** MATERIAL FOR THIS EXERCISE **
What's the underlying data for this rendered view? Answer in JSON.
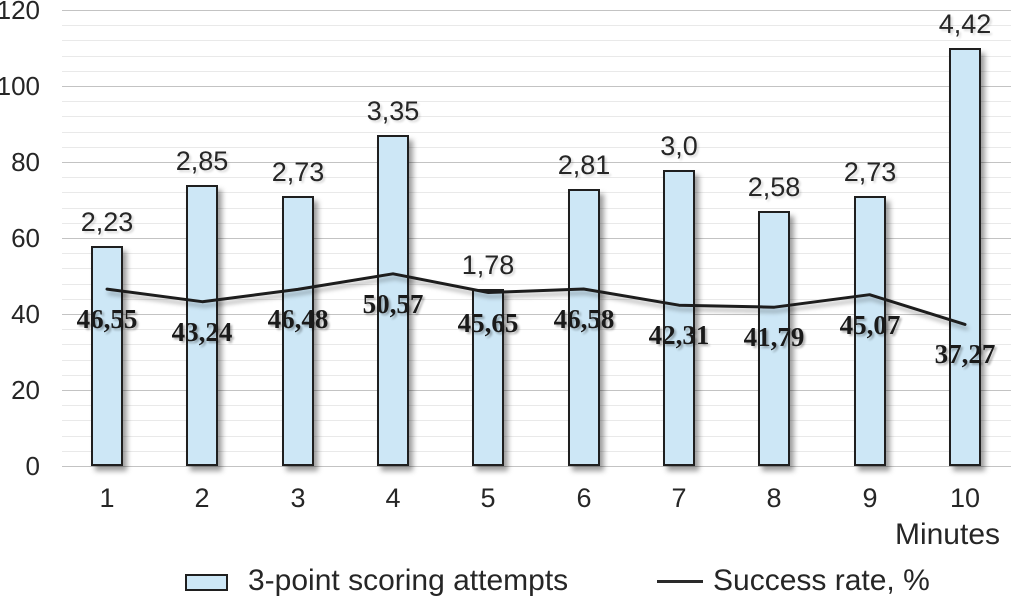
{
  "colors": {
    "bar_fill": "#cde7f6",
    "bar_border": "#1f1f1f",
    "line": "#1d1d1d",
    "grid_major": "#c3c3c3",
    "grid_minor": "#e9e9e9",
    "text": "#262626",
    "background": "#ffffff"
  },
  "legend": {
    "bar_label": "3-point scoring attempts",
    "line_label": "Success rate, %"
  },
  "chart_data": {
    "type": "bar+line",
    "title": "",
    "xlabel": "Minutes",
    "ylabel": "",
    "categories": [
      "1",
      "2",
      "3",
      "4",
      "5",
      "6",
      "7",
      "8",
      "9",
      "10"
    ],
    "y_axis": {
      "min": 0,
      "max": 120,
      "major_step": 20,
      "minor_step": 4,
      "ticks": [
        "0",
        "20",
        "40",
        "60",
        "80",
        "100",
        "120"
      ],
      "grid": true
    },
    "legend_position": "bottom",
    "series": [
      {
        "name": "3-point scoring attempts",
        "type": "bar",
        "data_labels": [
          "2,23",
          "2,85",
          "2,73",
          "3,35",
          "1,78",
          "2,81",
          "3,0",
          "2,58",
          "2,73",
          "4,42"
        ],
        "values": [
          2.23,
          2.85,
          2.73,
          3.35,
          1.78,
          2.81,
          3.0,
          2.58,
          2.73,
          4.42
        ],
        "bar_tops_left_axis_units": [
          58,
          74,
          71,
          87,
          46.5,
          73,
          78,
          67,
          71,
          110
        ]
      },
      {
        "name": "Success rate, %",
        "type": "line",
        "data_labels": [
          "46,55",
          "43,24",
          "46,48",
          "50,57",
          "45,65",
          "46,58",
          "42,31",
          "41,79",
          "45,07",
          "37,27"
        ],
        "values": [
          46.55,
          43.24,
          46.48,
          50.57,
          45.65,
          46.58,
          42.31,
          41.79,
          45.07,
          37.27
        ]
      }
    ]
  }
}
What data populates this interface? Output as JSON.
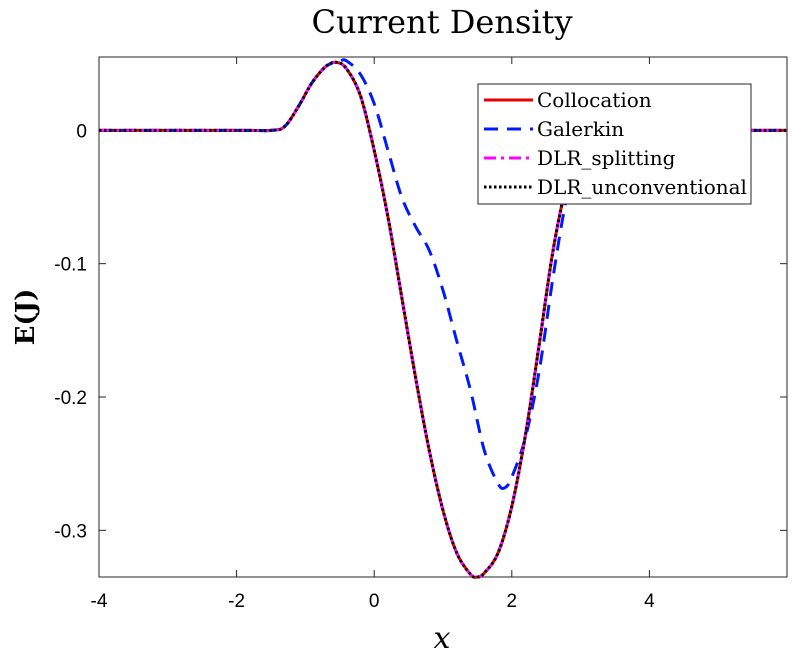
{
  "chart_data": {
    "type": "line",
    "title": "Current Density",
    "xlabel": "x",
    "ylabel": "E(J)",
    "xlim": [
      -4,
      6
    ],
    "ylim": [
      -0.335,
      0.055
    ],
    "xticks": [
      -4,
      -2,
      0,
      2,
      4
    ],
    "xtick_labels": [
      "-4",
      "-2",
      "0",
      "2",
      "4"
    ],
    "yticks": [
      0,
      -0.1,
      -0.2,
      -0.3
    ],
    "ytick_labels": [
      "0",
      "-0.1",
      "-0.2",
      "-0.3"
    ],
    "grid": false,
    "legend_position": "top-right",
    "series": [
      {
        "name": "Collocation",
        "color": "#e60000",
        "style": "solid",
        "x": [
          -4,
          -2,
          -1.5,
          -1.3,
          -1.1,
          -0.9,
          -0.7,
          -0.55,
          -0.4,
          -0.2,
          0,
          0.2,
          0.4,
          0.6,
          0.8,
          1.0,
          1.2,
          1.4,
          1.5,
          1.6,
          1.8,
          2.0,
          2.2,
          2.4,
          2.6,
          2.8,
          3.0,
          3.2,
          3.4,
          3.6,
          4,
          6
        ],
        "y": [
          0,
          0,
          0,
          0.003,
          0.018,
          0.036,
          0.048,
          0.051,
          0.046,
          0.026,
          -0.015,
          -0.065,
          -0.125,
          -0.185,
          -0.24,
          -0.285,
          -0.317,
          -0.333,
          -0.335,
          -0.332,
          -0.317,
          -0.282,
          -0.228,
          -0.16,
          -0.09,
          -0.04,
          -0.01,
          -0.001,
          0,
          0,
          0,
          0
        ]
      },
      {
        "name": "Galerkin",
        "color": "#0019ff",
        "style": "dashed",
        "x": [
          -4,
          -2,
          -1.5,
          -1.3,
          -1.1,
          -0.9,
          -0.7,
          -0.5,
          -0.4,
          -0.2,
          0,
          0.2,
          0.4,
          0.6,
          0.8,
          1.0,
          1.2,
          1.4,
          1.6,
          1.8,
          1.9,
          2.0,
          2.2,
          2.4,
          2.6,
          2.8,
          3.0,
          3.2,
          3.4,
          3.6,
          4,
          6
        ],
        "y": [
          0,
          0,
          0,
          0.003,
          0.018,
          0.036,
          0.048,
          0.052,
          0.052,
          0.042,
          0.02,
          -0.015,
          -0.05,
          -0.072,
          -0.09,
          -0.12,
          -0.158,
          -0.195,
          -0.24,
          -0.265,
          -0.268,
          -0.26,
          -0.23,
          -0.18,
          -0.11,
          -0.05,
          -0.015,
          -0.002,
          0,
          0,
          0,
          0
        ]
      },
      {
        "name": "DLR_splitting",
        "color": "#ff00ff",
        "style": "dashdot",
        "x": [
          -4,
          -2,
          -1.5,
          -1.3,
          -1.1,
          -0.9,
          -0.7,
          -0.55,
          -0.4,
          -0.2,
          0,
          0.2,
          0.4,
          0.6,
          0.8,
          1.0,
          1.2,
          1.4,
          1.5,
          1.6,
          1.8,
          2.0,
          2.2,
          2.4,
          2.6,
          2.8,
          3.0,
          3.2,
          3.4,
          3.6,
          4,
          6
        ],
        "y": [
          0,
          0,
          0,
          0.003,
          0.018,
          0.036,
          0.048,
          0.051,
          0.046,
          0.026,
          -0.015,
          -0.065,
          -0.125,
          -0.185,
          -0.24,
          -0.285,
          -0.317,
          -0.333,
          -0.335,
          -0.332,
          -0.317,
          -0.282,
          -0.228,
          -0.16,
          -0.09,
          -0.04,
          -0.01,
          -0.001,
          0,
          0,
          0,
          0
        ]
      },
      {
        "name": "DLR_unconventional",
        "color": "#000000",
        "style": "dotted",
        "x": [
          -4,
          -2,
          -1.5,
          -1.3,
          -1.1,
          -0.9,
          -0.7,
          -0.55,
          -0.4,
          -0.2,
          0,
          0.2,
          0.4,
          0.6,
          0.8,
          1.0,
          1.2,
          1.4,
          1.5,
          1.6,
          1.8,
          2.0,
          2.2,
          2.4,
          2.6,
          2.8,
          3.0,
          3.2,
          3.4,
          3.6,
          4,
          6
        ],
        "y": [
          0,
          0,
          0,
          0.003,
          0.018,
          0.036,
          0.048,
          0.051,
          0.046,
          0.026,
          -0.015,
          -0.065,
          -0.125,
          -0.185,
          -0.24,
          -0.285,
          -0.317,
          -0.333,
          -0.335,
          -0.332,
          -0.317,
          -0.282,
          -0.228,
          -0.16,
          -0.09,
          -0.04,
          -0.01,
          -0.001,
          0,
          0,
          0,
          0
        ]
      }
    ]
  }
}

** TASK BRIEF **
Reproduce all of the material exactly, apart from the pictures.

** RESULT FOR THIS EXERCISE **
What's the underlying data for this rendered view? Answer in JSON.
{
  "colors": {
    "bar_fill": "#cde7f6",
    "bar_border": "#1f1f1f",
    "line": "#1d1d1d",
    "grid_major": "#c3c3c3",
    "grid_minor": "#e9e9e9",
    "text": "#262626",
    "background": "#ffffff"
  },
  "legend": {
    "bar_label": "3-point scoring attempts",
    "line_label": "Success rate, %"
  },
  "chart_data": {
    "type": "bar+line",
    "title": "",
    "xlabel": "Minutes",
    "ylabel": "",
    "categories": [
      "1",
      "2",
      "3",
      "4",
      "5",
      "6",
      "7",
      "8",
      "9",
      "10"
    ],
    "y_axis": {
      "min": 0,
      "max": 120,
      "major_step": 20,
      "minor_step": 4,
      "ticks": [
        "0",
        "20",
        "40",
        "60",
        "80",
        "100",
        "120"
      ],
      "grid": true
    },
    "legend_position": "bottom",
    "series": [
      {
        "name": "3-point scoring attempts",
        "type": "bar",
        "data_labels": [
          "2,23",
          "2,85",
          "2,73",
          "3,35",
          "1,78",
          "2,81",
          "3,0",
          "2,58",
          "2,73",
          "4,42"
        ],
        "values": [
          2.23,
          2.85,
          2.73,
          3.35,
          1.78,
          2.81,
          3.0,
          2.58,
          2.73,
          4.42
        ],
        "bar_tops_left_axis_units": [
          58,
          74,
          71,
          87,
          46.5,
          73,
          78,
          67,
          71,
          110
        ]
      },
      {
        "name": "Success rate, %",
        "type": "line",
        "data_labels": [
          "46,55",
          "43,24",
          "46,48",
          "50,57",
          "45,65",
          "46,58",
          "42,31",
          "41,79",
          "45,07",
          "37,27"
        ],
        "values": [
          46.55,
          43.24,
          46.48,
          50.57,
          45.65,
          46.58,
          42.31,
          41.79,
          45.07,
          37.27
        ]
      }
    ]
  }
}
What data populates this interface? Output as JSON.
{
  "chart_data": {
    "type": "line",
    "title": "Current Density",
    "xlabel": "x",
    "ylabel": "E(J)",
    "xlim": [
      -4,
      6
    ],
    "ylim": [
      -0.335,
      0.055
    ],
    "xticks": [
      -4,
      -2,
      0,
      2,
      4
    ],
    "xtick_labels": [
      "-4",
      "-2",
      "0",
      "2",
      "4"
    ],
    "yticks": [
      0,
      -0.1,
      -0.2,
      -0.3
    ],
    "ytick_labels": [
      "0",
      "-0.1",
      "-0.2",
      "-0.3"
    ],
    "grid": false,
    "legend_position": "top-right",
    "series": [
      {
        "name": "Collocation",
        "color": "#e60000",
        "style": "solid",
        "x": [
          -4,
          -2,
          -1.5,
          -1.3,
          -1.1,
          -0.9,
          -0.7,
          -0.55,
          -0.4,
          -0.2,
          0,
          0.2,
          0.4,
          0.6,
          0.8,
          1.0,
          1.2,
          1.4,
          1.5,
          1.6,
          1.8,
          2.0,
          2.2,
          2.4,
          2.6,
          2.8,
          3.0,
          3.2,
          3.4,
          3.6,
          4,
          6
        ],
        "y": [
          0,
          0,
          0,
          0.003,
          0.018,
          0.036,
          0.048,
          0.051,
          0.046,
          0.026,
          -0.015,
          -0.065,
          -0.125,
          -0.185,
          -0.24,
          -0.285,
          -0.317,
          -0.333,
          -0.335,
          -0.332,
          -0.317,
          -0.282,
          -0.228,
          -0.16,
          -0.09,
          -0.04,
          -0.01,
          -0.001,
          0,
          0,
          0,
          0
        ]
      },
      {
        "name": "Galerkin",
        "color": "#0019ff",
        "style": "dashed",
        "x": [
          -4,
          -2,
          -1.5,
          -1.3,
          -1.1,
          -0.9,
          -0.7,
          -0.5,
          -0.4,
          -0.2,
          0,
          0.2,
          0.4,
          0.6,
          0.8,
          1.0,
          1.2,
          1.4,
          1.6,
          1.8,
          1.9,
          2.0,
          2.2,
          2.4,
          2.6,
          2.8,
          3.0,
          3.2,
          3.4,
          3.6,
          4,
          6
        ],
        "y": [
          0,
          0,
          0,
          0.003,
          0.018,
          0.036,
          0.048,
          0.052,
          0.052,
          0.042,
          0.02,
          -0.015,
          -0.05,
          -0.072,
          -0.09,
          -0.12,
          -0.158,
          -0.195,
          -0.24,
          -0.265,
          -0.268,
          -0.26,
          -0.23,
          -0.18,
          -0.11,
          -0.05,
          -0.015,
          -0.002,
          0,
          0,
          0,
          0
        ]
      },
      {
        "name": "DLR_splitting",
        "color": "#ff00ff",
        "style": "dashdot",
        "x": [
          -4,
          -2,
          -1.5,
          -1.3,
          -1.1,
          -0.9,
          -0.7,
          -0.55,
          -0.4,
          -0.2,
          0,
          0.2,
          0.4,
          0.6,
          0.8,
          1.0,
          1.2,
          1.4,
          1.5,
          1.6,
          1.8,
          2.0,
          2.2,
          2.4,
          2.6,
          2.8,
          3.0,
          3.2,
          3.4,
          3.6,
          4,
          6
        ],
        "y": [
          0,
          0,
          0,
          0.003,
          0.018,
          0.036,
          0.048,
          0.051,
          0.046,
          0.026,
          -0.015,
          -0.065,
          -0.125,
          -0.185,
          -0.24,
          -0.285,
          -0.317,
          -0.333,
          -0.335,
          -0.332,
          -0.317,
          -0.282,
          -0.228,
          -0.16,
          -0.09,
          -0.04,
          -0.01,
          -0.001,
          0,
          0,
          0,
          0
        ]
      },
      {
        "name": "DLR_unconventional",
        "color": "#000000",
        "style": "dotted",
        "x": [
          -4,
          -2,
          -1.5,
          -1.3,
          -1.1,
          -0.9,
          -0.7,
          -0.55,
          -0.4,
          -0.2,
          0,
          0.2,
          0.4,
          0.6,
          0.8,
          1.0,
          1.2,
          1.4,
          1.5,
          1.6,
          1.8,
          2.0,
          2.2,
          2.4,
          2.6,
          2.8,
          3.0,
          3.2,
          3.4,
          3.6,
          4,
          6
        ],
        "y": [
          0,
          0,
          0,
          0.003,
          0.018,
          0.036,
          0.048,
          0.051,
          0.046,
          0.026,
          -0.015,
          -0.065,
          -0.125,
          -0.185,
          -0.24,
          -0.285,
          -0.317,
          -0.333,
          -0.335,
          -0.332,
          -0.317,
          -0.282,
          -0.228,
          -0.16,
          -0.09,
          -0.04,
          -0.01,
          -0.001,
          0,
          0,
          0,
          0
        ]
      }
    ]
  }
}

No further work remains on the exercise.